[Record list start]
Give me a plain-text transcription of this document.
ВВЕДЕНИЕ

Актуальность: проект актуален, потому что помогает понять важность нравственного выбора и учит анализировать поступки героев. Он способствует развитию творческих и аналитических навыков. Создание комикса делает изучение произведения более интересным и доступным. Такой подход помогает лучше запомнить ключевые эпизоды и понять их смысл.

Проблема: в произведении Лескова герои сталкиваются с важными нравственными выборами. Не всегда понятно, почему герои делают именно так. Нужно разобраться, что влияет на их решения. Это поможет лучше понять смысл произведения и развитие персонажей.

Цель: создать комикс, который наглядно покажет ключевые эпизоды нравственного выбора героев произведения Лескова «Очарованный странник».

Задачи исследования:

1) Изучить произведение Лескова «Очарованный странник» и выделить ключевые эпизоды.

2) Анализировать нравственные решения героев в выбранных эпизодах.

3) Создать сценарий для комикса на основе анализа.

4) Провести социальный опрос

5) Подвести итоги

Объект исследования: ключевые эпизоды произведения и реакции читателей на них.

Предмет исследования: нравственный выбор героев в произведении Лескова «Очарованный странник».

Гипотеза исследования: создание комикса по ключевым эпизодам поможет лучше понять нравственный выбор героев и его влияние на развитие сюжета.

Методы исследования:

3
[Record list end]
• **Task requirements**
Report how many lines of the preceding records include "произведения". Output the number only.

• **Written solution**
4